## To do:
Transcribe the records below exactly, leaving out any pictures.

## Provided data:
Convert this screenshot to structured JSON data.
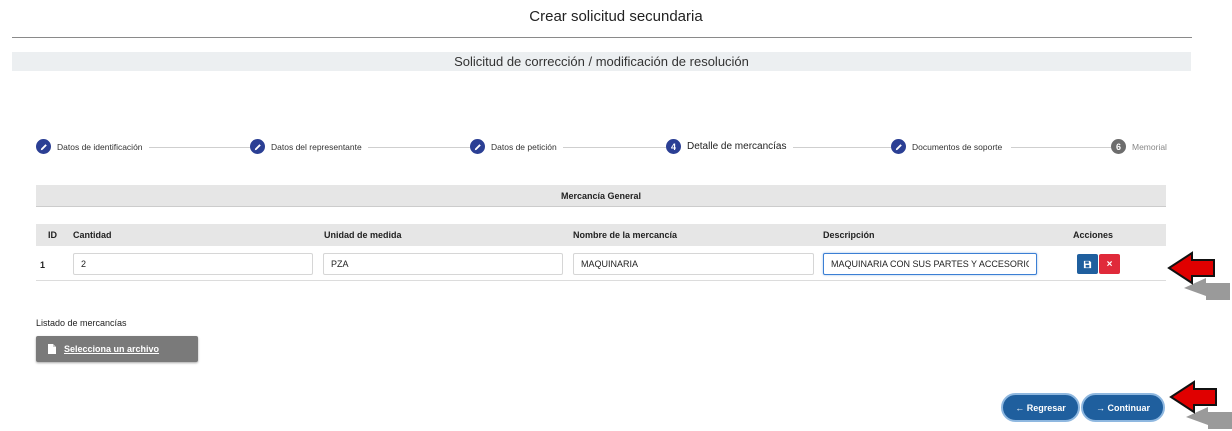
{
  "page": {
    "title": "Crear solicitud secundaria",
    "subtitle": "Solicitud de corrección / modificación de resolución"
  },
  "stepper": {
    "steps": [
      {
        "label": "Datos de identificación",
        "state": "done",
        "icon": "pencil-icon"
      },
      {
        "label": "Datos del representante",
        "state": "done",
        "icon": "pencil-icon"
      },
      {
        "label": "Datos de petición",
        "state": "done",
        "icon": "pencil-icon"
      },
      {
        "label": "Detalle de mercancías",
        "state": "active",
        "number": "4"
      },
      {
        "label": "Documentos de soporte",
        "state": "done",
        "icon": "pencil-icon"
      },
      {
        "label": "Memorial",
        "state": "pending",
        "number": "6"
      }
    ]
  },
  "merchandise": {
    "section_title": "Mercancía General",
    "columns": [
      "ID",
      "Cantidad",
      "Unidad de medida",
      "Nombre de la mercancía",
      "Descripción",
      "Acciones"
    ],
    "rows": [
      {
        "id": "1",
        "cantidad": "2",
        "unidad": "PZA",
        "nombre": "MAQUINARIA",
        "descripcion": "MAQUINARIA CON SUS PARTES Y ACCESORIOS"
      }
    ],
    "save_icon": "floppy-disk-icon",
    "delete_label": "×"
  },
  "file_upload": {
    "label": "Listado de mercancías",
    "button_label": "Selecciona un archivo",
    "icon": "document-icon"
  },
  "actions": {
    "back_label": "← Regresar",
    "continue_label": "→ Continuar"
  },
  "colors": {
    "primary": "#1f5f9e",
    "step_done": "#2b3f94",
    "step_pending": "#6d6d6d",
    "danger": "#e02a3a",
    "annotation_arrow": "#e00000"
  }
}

## The answer:
Convert this screenshot to structured JSON data.
{
  "page": {
    "title": "Crear solicitud secundaria",
    "subtitle": "Solicitud de corrección / modificación de resolución"
  },
  "stepper": {
    "steps": [
      {
        "label": "Datos de identificación",
        "state": "done",
        "icon": "pencil-icon"
      },
      {
        "label": "Datos del representante",
        "state": "done",
        "icon": "pencil-icon"
      },
      {
        "label": "Datos de petición",
        "state": "done",
        "icon": "pencil-icon"
      },
      {
        "label": "Detalle de mercancías",
        "state": "active",
        "number": "4"
      },
      {
        "label": "Documentos de soporte",
        "state": "done",
        "icon": "pencil-icon"
      },
      {
        "label": "Memorial",
        "state": "pending",
        "number": "6"
      }
    ]
  },
  "merchandise": {
    "section_title": "Mercancía General",
    "columns": [
      "ID",
      "Cantidad",
      "Unidad de medida",
      "Nombre de la mercancía",
      "Descripción",
      "Acciones"
    ],
    "rows": [
      {
        "id": "1",
        "cantidad": "2",
        "unidad": "PZA",
        "nombre": "MAQUINARIA",
        "descripcion": "MAQUINARIA CON SUS PARTES Y ACCESORIOS"
      }
    ],
    "save_icon": "floppy-disk-icon",
    "delete_label": "×"
  },
  "file_upload": {
    "label": "Listado de mercancías",
    "button_label": "Selecciona un archivo",
    "icon": "document-icon"
  },
  "actions": {
    "back_label": "← Regresar",
    "continue_label": "→ Continuar"
  },
  "colors": {
    "primary": "#1f5f9e",
    "step_done": "#2b3f94",
    "step_pending": "#6d6d6d",
    "danger": "#e02a3a",
    "annotation_arrow": "#e00000"
  }
}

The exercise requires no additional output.